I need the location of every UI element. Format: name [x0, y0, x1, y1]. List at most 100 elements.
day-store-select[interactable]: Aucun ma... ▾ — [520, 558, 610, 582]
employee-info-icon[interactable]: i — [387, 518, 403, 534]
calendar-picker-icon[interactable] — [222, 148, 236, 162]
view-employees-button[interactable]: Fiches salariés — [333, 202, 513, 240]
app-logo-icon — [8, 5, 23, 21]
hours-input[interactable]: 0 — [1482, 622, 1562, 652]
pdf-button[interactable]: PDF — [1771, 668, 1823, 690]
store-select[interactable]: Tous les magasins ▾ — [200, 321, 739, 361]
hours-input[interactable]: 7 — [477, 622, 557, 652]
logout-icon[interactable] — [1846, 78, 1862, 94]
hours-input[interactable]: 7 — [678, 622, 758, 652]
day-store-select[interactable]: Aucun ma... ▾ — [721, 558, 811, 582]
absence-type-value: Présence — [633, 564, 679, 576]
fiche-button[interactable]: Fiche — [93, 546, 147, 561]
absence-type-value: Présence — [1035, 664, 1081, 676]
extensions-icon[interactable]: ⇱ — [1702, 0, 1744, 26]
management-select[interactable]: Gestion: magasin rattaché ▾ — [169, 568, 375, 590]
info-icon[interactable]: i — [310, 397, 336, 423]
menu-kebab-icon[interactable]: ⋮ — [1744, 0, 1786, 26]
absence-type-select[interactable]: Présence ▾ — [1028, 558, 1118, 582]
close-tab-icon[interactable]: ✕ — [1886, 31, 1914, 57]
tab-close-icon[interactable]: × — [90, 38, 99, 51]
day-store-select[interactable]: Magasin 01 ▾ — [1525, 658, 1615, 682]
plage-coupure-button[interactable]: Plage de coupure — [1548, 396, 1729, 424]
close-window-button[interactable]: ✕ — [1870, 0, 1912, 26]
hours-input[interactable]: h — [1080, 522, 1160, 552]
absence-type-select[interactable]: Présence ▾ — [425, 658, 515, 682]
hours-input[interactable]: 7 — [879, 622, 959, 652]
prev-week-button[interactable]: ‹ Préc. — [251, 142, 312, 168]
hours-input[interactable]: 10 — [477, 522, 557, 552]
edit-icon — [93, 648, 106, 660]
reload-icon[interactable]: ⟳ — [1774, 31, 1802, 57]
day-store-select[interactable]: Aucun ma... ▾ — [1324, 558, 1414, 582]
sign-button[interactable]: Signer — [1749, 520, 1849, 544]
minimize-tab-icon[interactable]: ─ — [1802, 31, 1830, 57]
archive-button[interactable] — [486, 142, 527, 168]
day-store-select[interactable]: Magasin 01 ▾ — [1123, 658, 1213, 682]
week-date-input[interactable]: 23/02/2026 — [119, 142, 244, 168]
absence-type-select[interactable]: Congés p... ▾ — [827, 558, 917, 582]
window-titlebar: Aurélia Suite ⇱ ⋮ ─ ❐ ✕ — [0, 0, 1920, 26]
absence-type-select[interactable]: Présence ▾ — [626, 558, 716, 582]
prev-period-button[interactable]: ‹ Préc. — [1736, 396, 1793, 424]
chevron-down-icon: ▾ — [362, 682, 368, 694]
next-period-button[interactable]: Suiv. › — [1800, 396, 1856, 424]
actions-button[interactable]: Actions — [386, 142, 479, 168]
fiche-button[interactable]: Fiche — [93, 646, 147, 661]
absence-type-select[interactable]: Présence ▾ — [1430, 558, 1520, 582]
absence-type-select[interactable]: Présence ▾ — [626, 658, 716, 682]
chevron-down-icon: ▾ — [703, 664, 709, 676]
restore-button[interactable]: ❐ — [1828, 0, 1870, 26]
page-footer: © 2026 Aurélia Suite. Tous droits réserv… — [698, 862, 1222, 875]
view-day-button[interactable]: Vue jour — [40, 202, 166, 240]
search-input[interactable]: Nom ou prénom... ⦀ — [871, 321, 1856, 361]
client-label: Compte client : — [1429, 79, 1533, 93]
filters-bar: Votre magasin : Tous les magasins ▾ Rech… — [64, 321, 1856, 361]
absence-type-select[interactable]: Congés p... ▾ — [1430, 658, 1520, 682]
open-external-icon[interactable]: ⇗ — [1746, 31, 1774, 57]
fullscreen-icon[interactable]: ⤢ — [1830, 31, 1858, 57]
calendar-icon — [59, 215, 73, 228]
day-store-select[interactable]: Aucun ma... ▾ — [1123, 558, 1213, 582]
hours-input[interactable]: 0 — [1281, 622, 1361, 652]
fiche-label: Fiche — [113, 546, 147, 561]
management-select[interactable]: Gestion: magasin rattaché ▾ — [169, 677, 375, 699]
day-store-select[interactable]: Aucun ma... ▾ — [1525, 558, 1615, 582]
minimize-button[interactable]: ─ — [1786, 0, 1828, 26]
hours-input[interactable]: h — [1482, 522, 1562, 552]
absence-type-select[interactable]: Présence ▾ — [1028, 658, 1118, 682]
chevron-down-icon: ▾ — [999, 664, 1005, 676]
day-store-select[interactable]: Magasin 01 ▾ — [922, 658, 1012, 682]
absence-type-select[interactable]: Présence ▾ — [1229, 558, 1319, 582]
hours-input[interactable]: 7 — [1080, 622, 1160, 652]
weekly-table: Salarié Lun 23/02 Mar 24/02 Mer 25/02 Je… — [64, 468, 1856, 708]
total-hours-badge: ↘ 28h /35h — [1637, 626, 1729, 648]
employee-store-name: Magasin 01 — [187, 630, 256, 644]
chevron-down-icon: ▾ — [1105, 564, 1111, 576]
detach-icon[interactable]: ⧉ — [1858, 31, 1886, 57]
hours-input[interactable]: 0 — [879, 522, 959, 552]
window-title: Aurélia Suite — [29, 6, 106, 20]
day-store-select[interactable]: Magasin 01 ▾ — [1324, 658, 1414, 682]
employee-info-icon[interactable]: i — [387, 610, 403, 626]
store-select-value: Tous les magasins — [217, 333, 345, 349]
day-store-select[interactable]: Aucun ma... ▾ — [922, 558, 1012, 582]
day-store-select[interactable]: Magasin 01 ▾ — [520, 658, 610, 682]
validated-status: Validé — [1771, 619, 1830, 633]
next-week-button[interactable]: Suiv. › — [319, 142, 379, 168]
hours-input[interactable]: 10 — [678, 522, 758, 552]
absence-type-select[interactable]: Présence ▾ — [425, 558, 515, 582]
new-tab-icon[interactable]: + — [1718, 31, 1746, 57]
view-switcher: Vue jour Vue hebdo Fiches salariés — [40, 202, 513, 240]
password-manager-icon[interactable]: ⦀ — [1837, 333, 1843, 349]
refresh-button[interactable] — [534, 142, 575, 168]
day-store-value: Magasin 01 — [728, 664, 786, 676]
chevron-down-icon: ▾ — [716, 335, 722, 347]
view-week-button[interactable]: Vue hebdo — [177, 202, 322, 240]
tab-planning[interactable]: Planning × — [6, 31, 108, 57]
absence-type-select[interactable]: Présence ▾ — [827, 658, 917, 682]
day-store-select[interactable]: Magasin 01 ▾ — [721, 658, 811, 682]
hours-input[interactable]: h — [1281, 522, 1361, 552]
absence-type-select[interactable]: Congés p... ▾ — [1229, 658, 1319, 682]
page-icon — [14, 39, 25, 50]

◆ Work to complete
Can you copy out everything from the start of the records down to the line containing "tab-close-icon[interactable]: × —", including that line, without changing a character?

◆ Final result
I need the location of every UI element. Format: name [x0, y0, x1, y1]. List at most 100 elements.
day-store-select[interactable]: Aucun ma... ▾ — [520, 558, 610, 582]
employee-info-icon[interactable]: i — [387, 518, 403, 534]
calendar-picker-icon[interactable] — [222, 148, 236, 162]
view-employees-button[interactable]: Fiches salariés — [333, 202, 513, 240]
app-logo-icon — [8, 5, 23, 21]
hours-input[interactable]: 0 — [1482, 622, 1562, 652]
pdf-button[interactable]: PDF — [1771, 668, 1823, 690]
store-select[interactable]: Tous les magasins ▾ — [200, 321, 739, 361]
hours-input[interactable]: 7 — [477, 622, 557, 652]
logout-icon[interactable] — [1846, 78, 1862, 94]
hours-input[interactable]: 7 — [678, 622, 758, 652]
day-store-select[interactable]: Aucun ma... ▾ — [721, 558, 811, 582]
absence-type-value: Présence — [633, 564, 679, 576]
fiche-button[interactable]: Fiche — [93, 546, 147, 561]
absence-type-value: Présence — [1035, 664, 1081, 676]
extensions-icon[interactable]: ⇱ — [1702, 0, 1744, 26]
management-select[interactable]: Gestion: magasin rattaché ▾ — [169, 568, 375, 590]
info-icon[interactable]: i — [310, 397, 336, 423]
menu-kebab-icon[interactable]: ⋮ — [1744, 0, 1786, 26]
absence-type-select[interactable]: Présence ▾ — [1028, 558, 1118, 582]
close-tab-icon[interactable]: ✕ — [1886, 31, 1914, 57]
tab-close-icon[interactable]: × — [90, 38, 99, 51]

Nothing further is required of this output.